start Available records

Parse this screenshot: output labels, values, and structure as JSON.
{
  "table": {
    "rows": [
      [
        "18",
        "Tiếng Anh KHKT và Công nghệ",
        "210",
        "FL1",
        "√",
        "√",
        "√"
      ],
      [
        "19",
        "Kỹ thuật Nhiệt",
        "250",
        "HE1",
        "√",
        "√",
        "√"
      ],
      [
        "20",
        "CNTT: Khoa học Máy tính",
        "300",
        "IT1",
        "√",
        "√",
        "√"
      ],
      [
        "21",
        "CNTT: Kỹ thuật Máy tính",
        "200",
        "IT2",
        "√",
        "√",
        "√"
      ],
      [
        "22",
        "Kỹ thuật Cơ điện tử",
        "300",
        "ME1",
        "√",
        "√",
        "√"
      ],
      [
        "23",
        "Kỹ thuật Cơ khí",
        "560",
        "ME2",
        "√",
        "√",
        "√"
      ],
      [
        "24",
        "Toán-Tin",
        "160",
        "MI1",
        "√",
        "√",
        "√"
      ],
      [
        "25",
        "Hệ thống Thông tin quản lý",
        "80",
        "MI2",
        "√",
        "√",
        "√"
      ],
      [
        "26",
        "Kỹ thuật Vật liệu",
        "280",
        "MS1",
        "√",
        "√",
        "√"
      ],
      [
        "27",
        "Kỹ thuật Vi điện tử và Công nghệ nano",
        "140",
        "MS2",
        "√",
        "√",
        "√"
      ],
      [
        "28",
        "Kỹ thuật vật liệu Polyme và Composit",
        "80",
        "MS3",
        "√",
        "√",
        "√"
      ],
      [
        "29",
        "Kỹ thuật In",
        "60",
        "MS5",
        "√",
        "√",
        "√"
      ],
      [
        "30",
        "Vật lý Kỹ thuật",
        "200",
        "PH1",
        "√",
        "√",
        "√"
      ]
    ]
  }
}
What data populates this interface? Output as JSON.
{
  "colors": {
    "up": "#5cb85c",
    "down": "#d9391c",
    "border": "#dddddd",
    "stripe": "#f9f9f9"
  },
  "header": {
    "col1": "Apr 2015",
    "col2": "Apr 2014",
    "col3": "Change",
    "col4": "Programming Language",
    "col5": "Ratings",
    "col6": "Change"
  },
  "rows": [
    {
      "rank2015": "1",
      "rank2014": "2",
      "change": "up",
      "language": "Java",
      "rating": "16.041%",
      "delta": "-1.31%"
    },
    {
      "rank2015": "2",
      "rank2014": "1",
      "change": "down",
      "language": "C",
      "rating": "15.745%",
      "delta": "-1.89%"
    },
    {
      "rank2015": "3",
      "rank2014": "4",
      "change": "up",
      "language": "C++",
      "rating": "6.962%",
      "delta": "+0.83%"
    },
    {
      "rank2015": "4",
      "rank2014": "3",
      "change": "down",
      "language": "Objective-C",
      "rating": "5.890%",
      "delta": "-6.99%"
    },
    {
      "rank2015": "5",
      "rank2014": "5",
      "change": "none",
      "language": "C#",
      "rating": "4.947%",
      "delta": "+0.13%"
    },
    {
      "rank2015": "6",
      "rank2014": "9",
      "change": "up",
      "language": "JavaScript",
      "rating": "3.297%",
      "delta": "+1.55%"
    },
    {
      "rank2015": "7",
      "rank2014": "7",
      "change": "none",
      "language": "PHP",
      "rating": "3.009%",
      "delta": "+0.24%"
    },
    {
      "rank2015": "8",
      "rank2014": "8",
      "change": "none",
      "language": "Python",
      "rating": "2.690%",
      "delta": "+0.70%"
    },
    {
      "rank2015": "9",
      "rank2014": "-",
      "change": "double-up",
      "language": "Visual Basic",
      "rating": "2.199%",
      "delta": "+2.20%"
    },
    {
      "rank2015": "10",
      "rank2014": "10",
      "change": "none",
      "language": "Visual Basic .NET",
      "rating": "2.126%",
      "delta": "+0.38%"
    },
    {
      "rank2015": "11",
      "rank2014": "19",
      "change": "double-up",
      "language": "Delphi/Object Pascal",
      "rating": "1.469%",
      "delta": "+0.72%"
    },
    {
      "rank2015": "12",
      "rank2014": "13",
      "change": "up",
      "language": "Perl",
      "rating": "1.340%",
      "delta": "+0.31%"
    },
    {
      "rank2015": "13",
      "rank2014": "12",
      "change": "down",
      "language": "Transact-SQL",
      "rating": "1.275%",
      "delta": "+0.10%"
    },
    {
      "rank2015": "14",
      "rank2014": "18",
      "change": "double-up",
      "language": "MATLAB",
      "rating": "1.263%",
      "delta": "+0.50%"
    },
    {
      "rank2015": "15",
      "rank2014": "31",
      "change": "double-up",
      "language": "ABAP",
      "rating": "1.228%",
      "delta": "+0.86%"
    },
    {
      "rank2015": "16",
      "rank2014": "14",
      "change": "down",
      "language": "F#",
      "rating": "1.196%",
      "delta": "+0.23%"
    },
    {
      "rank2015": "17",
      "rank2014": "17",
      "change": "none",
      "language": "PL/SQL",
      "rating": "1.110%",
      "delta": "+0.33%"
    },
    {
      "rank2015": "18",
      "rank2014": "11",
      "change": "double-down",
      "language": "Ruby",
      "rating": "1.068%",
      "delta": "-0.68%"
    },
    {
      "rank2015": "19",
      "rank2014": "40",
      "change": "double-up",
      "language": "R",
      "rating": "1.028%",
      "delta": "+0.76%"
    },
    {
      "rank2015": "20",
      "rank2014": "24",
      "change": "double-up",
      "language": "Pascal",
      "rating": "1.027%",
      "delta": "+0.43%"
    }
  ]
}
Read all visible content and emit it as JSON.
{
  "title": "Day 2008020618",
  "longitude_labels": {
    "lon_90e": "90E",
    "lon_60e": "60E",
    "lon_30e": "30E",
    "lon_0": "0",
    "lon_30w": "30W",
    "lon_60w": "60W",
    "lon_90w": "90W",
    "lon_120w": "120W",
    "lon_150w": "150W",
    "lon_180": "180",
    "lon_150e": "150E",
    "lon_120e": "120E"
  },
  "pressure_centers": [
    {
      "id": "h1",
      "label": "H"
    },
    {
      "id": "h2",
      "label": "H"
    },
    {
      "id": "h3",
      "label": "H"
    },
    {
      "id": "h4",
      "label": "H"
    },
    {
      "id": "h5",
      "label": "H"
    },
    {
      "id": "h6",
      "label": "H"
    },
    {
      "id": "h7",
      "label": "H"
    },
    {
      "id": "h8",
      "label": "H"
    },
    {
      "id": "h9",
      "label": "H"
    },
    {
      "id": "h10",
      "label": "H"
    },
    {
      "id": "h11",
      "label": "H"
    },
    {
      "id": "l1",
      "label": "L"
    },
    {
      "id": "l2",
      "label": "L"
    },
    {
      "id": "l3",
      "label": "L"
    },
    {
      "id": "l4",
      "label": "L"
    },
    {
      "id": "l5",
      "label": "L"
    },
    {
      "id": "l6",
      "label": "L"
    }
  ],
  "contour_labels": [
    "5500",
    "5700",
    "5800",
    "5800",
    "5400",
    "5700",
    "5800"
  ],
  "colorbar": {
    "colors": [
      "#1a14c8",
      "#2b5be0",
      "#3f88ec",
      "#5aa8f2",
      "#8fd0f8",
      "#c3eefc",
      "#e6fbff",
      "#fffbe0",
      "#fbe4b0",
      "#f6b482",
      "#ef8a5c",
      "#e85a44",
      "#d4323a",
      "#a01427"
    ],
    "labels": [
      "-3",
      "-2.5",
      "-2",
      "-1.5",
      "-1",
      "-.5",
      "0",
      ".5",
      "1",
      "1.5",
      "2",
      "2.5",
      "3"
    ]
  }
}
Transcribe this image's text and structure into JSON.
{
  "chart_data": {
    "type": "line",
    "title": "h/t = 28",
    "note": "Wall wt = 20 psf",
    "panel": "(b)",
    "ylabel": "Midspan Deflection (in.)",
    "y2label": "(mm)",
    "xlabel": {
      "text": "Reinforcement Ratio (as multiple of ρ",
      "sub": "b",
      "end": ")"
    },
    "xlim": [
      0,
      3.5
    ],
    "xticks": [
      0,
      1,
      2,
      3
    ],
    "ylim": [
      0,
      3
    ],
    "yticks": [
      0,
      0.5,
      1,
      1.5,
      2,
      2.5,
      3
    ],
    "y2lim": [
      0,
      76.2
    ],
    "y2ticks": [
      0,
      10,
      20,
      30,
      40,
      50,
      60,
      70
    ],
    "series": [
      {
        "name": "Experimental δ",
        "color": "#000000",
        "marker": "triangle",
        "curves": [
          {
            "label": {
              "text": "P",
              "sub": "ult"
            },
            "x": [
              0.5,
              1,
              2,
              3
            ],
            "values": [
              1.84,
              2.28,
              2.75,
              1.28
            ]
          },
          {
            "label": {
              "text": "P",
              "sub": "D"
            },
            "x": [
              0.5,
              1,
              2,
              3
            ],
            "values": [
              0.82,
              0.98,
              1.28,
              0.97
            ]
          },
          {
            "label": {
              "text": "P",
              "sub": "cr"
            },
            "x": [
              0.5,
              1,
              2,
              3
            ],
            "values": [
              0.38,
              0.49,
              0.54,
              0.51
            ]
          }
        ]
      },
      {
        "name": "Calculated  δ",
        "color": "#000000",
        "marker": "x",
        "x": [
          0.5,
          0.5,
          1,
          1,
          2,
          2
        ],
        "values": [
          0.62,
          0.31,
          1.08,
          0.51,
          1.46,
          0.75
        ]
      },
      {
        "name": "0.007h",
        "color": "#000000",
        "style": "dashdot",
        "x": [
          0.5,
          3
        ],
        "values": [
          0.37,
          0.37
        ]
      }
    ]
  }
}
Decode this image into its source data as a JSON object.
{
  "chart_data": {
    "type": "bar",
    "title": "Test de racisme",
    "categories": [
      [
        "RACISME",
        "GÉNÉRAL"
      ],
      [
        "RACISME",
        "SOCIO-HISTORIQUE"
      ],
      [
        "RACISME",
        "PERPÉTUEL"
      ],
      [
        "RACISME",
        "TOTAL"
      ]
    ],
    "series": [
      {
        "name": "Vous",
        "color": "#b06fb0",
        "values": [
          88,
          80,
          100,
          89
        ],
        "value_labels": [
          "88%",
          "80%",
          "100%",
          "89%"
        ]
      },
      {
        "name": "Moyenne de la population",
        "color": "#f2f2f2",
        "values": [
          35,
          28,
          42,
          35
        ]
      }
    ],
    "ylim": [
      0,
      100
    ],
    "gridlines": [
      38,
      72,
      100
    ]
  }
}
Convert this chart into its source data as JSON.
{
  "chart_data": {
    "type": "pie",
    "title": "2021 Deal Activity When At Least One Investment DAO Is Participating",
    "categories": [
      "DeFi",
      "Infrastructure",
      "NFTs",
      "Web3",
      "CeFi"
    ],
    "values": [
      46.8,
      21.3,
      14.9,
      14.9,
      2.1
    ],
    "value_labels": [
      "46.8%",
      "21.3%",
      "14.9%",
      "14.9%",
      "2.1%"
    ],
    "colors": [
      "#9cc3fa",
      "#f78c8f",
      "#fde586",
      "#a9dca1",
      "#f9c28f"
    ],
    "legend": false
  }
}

end Available records

### Problem details
Your task is to extract the lines running from the one with "Convert this chart" to the end of the material, inclusive, copying each exactly and adding nothing.

### Answer in full
Convert this chart into its source data as JSON.
{
  "chart_data": {
    "type": "pie",
    "title": "2021 Deal Activity When At Least One Investment DAO Is Participating",
    "categories": [
      "DeFi",
      "Infrastructure",
      "NFTs",
      "Web3",
      "CeFi"
    ],
    "values": [
      46.8,
      21.3,
      14.9,
      14.9,
      2.1
    ],
    "value_labels": [
      "46.8%",
      "21.3%",
      "14.9%",
      "14.9%",
      "2.1%"
    ],
    "colors": [
      "#9cc3fa",
      "#f78c8f",
      "#fde586",
      "#a9dca1",
      "#f9c28f"
    ],
    "legend": false
  }
}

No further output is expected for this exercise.